Exercise directions:
Find how many lines in the material hold the word "上海人社局", then state that number and nothing more.

<<<<

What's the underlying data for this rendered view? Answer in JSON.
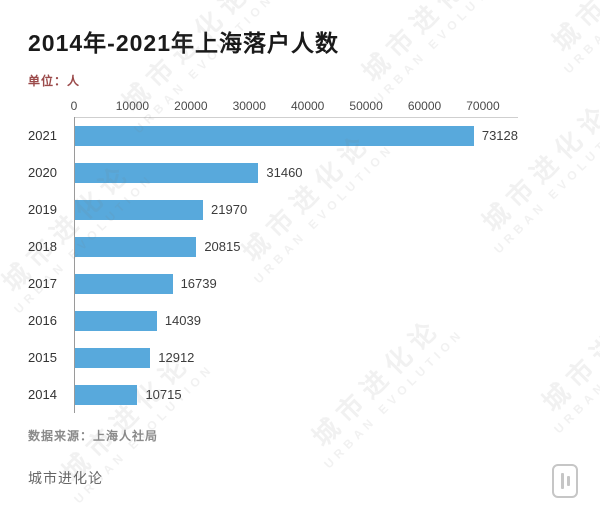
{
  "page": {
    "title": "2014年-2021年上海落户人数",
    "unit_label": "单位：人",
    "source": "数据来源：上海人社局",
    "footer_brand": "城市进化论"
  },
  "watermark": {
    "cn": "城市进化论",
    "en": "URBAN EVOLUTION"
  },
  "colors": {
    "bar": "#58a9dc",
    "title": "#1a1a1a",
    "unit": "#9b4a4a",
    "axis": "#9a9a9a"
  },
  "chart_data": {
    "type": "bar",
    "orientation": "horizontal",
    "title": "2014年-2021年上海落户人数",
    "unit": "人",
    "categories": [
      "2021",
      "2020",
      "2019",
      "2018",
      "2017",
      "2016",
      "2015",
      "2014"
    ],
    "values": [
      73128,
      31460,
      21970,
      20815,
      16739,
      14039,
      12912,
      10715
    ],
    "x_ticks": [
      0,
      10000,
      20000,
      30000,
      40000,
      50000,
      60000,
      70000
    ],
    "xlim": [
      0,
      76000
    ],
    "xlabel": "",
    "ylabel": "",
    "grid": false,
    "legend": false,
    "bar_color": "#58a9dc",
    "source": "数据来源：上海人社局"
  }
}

>>>>

Written answer:
2